§ Recorded data:
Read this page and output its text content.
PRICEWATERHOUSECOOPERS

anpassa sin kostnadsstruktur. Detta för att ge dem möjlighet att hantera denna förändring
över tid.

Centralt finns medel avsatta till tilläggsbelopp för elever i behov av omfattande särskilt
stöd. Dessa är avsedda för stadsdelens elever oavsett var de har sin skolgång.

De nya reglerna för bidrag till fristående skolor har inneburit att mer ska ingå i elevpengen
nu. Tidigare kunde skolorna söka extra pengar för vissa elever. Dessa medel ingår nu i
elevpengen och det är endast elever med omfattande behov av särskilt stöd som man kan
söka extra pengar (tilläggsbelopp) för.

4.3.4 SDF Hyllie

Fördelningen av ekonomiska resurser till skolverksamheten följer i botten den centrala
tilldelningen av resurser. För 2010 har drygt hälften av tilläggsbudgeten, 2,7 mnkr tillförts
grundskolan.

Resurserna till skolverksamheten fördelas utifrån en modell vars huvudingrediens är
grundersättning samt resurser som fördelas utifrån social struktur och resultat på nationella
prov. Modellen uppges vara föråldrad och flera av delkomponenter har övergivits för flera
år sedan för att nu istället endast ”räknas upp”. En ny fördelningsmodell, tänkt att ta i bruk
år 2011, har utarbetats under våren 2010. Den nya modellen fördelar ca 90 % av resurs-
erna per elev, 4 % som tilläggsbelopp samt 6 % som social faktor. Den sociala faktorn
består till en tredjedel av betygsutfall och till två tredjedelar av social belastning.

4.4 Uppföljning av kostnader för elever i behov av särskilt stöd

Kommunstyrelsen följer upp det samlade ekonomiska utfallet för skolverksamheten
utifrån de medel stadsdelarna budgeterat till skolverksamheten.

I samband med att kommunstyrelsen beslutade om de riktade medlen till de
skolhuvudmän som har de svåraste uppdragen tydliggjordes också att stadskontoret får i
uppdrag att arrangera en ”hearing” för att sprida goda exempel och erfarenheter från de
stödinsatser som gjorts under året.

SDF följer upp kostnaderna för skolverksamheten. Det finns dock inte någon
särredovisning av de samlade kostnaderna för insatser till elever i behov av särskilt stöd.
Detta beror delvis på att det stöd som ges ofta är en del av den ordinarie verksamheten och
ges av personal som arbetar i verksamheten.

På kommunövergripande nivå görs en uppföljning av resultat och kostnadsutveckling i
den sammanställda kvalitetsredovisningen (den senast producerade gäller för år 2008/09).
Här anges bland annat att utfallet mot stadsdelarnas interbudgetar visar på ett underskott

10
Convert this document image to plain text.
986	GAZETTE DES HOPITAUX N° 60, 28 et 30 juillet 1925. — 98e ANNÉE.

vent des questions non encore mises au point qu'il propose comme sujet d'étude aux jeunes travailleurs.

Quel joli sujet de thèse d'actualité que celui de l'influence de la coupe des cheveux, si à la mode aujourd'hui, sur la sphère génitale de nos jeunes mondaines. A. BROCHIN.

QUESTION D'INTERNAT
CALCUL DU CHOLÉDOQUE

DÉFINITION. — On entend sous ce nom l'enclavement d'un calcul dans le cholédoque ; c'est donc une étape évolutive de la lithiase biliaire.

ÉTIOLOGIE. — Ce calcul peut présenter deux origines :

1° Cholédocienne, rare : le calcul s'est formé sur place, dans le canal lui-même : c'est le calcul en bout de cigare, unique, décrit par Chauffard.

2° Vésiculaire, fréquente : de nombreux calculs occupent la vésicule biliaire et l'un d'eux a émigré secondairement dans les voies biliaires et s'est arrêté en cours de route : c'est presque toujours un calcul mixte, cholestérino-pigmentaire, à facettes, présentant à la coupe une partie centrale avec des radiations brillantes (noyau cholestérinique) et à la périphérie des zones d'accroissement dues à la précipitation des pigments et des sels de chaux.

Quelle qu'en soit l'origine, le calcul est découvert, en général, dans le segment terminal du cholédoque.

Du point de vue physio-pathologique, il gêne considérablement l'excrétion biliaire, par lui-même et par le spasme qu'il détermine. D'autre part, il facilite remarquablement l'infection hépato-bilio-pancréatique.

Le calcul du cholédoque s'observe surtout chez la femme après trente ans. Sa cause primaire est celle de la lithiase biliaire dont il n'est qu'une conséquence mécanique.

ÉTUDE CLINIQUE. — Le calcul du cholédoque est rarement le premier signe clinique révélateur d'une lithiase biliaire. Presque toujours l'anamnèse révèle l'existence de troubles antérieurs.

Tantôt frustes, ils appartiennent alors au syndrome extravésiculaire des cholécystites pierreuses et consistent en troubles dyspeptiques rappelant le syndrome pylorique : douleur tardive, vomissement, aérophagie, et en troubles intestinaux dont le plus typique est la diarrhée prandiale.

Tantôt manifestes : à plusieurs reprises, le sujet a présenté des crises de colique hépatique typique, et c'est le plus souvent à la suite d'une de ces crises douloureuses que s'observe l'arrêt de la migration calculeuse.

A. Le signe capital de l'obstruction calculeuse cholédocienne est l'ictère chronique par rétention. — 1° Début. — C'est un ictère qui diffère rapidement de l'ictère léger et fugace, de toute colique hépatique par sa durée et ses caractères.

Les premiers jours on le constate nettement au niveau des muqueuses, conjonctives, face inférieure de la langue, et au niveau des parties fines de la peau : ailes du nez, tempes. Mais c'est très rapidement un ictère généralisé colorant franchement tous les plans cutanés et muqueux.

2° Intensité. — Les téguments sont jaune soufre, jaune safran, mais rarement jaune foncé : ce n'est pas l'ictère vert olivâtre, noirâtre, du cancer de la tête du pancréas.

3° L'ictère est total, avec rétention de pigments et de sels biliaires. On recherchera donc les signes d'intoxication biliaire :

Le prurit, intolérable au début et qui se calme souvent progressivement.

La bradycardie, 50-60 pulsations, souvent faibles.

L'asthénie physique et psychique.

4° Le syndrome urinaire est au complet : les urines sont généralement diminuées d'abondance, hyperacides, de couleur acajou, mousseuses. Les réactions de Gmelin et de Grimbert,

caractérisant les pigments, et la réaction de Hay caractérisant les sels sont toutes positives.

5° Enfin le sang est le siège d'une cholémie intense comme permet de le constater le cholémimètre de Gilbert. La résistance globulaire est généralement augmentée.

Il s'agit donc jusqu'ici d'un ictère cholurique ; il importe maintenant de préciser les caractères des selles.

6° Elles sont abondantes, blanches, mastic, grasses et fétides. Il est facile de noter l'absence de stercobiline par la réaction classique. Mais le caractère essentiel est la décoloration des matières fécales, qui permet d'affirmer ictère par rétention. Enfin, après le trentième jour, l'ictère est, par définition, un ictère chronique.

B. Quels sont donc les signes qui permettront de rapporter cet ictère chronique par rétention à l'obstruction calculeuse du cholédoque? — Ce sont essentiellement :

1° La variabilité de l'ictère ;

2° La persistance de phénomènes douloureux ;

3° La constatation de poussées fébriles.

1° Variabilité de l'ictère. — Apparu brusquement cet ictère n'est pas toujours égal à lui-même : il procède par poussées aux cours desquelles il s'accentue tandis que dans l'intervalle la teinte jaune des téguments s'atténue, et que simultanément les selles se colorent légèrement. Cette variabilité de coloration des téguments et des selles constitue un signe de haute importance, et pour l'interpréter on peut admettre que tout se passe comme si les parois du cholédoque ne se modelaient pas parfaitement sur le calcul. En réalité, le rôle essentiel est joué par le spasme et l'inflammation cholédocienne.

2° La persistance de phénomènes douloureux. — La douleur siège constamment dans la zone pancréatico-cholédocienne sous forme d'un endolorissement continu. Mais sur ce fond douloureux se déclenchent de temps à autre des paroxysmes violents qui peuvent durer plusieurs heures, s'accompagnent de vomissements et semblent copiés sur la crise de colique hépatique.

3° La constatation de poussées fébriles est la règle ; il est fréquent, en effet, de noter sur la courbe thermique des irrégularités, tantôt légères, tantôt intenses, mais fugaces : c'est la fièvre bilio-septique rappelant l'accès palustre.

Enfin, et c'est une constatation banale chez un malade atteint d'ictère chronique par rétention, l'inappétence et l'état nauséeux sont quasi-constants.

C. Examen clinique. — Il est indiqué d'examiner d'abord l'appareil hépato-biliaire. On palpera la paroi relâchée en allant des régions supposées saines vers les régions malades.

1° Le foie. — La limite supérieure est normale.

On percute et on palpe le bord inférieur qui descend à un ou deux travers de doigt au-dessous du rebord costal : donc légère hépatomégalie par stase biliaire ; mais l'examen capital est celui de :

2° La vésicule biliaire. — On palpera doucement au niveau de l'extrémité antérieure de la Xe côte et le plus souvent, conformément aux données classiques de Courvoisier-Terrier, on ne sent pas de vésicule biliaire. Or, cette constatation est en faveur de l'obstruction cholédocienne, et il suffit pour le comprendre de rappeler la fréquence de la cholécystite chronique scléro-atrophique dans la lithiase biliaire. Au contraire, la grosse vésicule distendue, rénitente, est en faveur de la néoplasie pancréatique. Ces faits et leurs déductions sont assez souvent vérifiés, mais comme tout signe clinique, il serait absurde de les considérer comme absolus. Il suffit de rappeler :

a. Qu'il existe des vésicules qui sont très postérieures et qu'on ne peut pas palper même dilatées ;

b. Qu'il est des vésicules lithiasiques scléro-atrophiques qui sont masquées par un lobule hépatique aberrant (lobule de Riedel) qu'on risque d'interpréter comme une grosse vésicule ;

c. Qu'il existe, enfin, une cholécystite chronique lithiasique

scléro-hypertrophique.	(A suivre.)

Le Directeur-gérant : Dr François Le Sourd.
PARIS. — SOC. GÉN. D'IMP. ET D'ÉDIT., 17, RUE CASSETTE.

§ Task goal:
From the records, copy every line that has the string "sujet" in it.

§ Answer to this exercise:
vent des questions non encore mises au point qu'il propose comme sujet d'étude aux jeunes travailleurs.
Quel joli sujet de thèse d'actualité que celui de l'influence de la coupe des cheveux, si à la mode aujourd'hui, sur la sphère génitale de nos jeunes mondaines. A. BROCHIN.
Tantôt manifestes : à plusieurs reprises, le sujet a présenté des crises de colique hépatique typique, et c'est le plus souvent à la suite d'une de ces crises douloureuses que s'observe l'arrêt de la migration calculeuse.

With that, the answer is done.